Each entry below should be written out exactly as it is, with no pictures.

[START DATA EXCERPTS]

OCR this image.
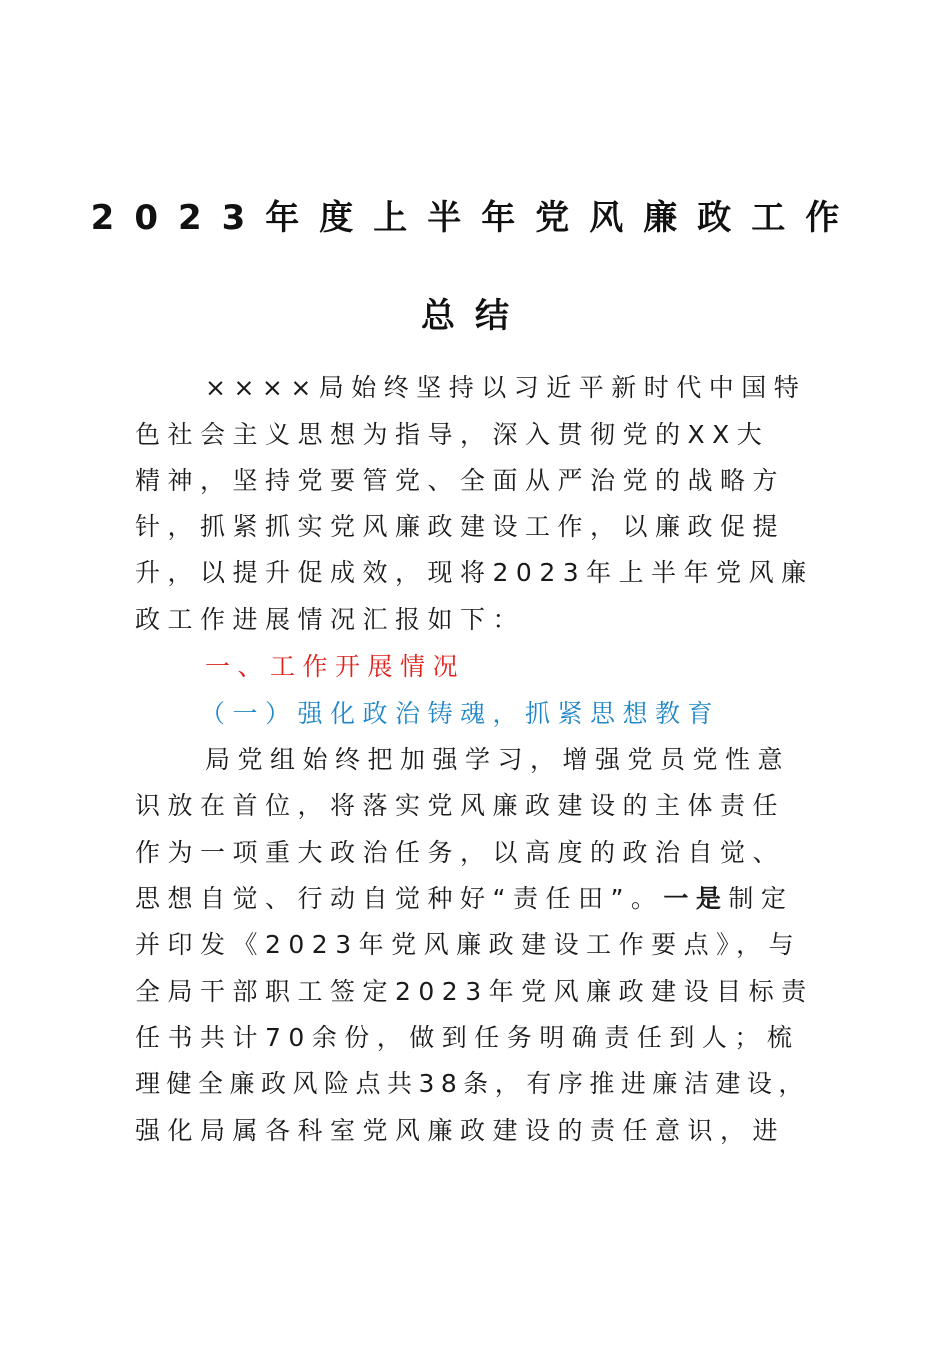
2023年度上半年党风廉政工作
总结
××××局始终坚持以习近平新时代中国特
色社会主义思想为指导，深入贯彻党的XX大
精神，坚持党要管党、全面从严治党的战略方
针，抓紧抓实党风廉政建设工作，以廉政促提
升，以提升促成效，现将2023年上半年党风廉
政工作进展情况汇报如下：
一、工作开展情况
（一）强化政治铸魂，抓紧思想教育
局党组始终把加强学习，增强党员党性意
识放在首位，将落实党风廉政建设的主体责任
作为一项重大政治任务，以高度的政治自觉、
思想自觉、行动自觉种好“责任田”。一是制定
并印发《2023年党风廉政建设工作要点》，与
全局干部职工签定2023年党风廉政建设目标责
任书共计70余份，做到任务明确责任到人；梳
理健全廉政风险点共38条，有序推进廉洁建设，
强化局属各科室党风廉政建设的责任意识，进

[END DATA EXCERPTS]

__RESULT__
OCR this image.
2023年度上半年党风廉政工作
总结
××××局始终坚持以习近平新时代中国特
色社会主义思想为指导，深入贯彻党的XX大
精神，坚持党要管党、全面从严治党的战略方
针，抓紧抓实党风廉政建设工作，以廉政促提
升，以提升促成效，现将2023年上半年党风廉
政工作进展情况汇报如下：
一、工作开展情况
（一）强化政治铸魂，抓紧思想教育
局党组始终把加强学习，增强党员党性意
识放在首位，将落实党风廉政建设的主体责任
作为一项重大政治任务，以高度的政治自觉、
思想自觉、行动自觉种好“责任田”。一是制定
并印发《2023年党风廉政建设工作要点》，与
全局干部职工签定2023年党风廉政建设目标责
任书共计70余份，做到任务明确责任到人；梳
理健全廉政风险点共38条，有序推进廉洁建设，
强化局属各科室党风廉政建设的责任意识，进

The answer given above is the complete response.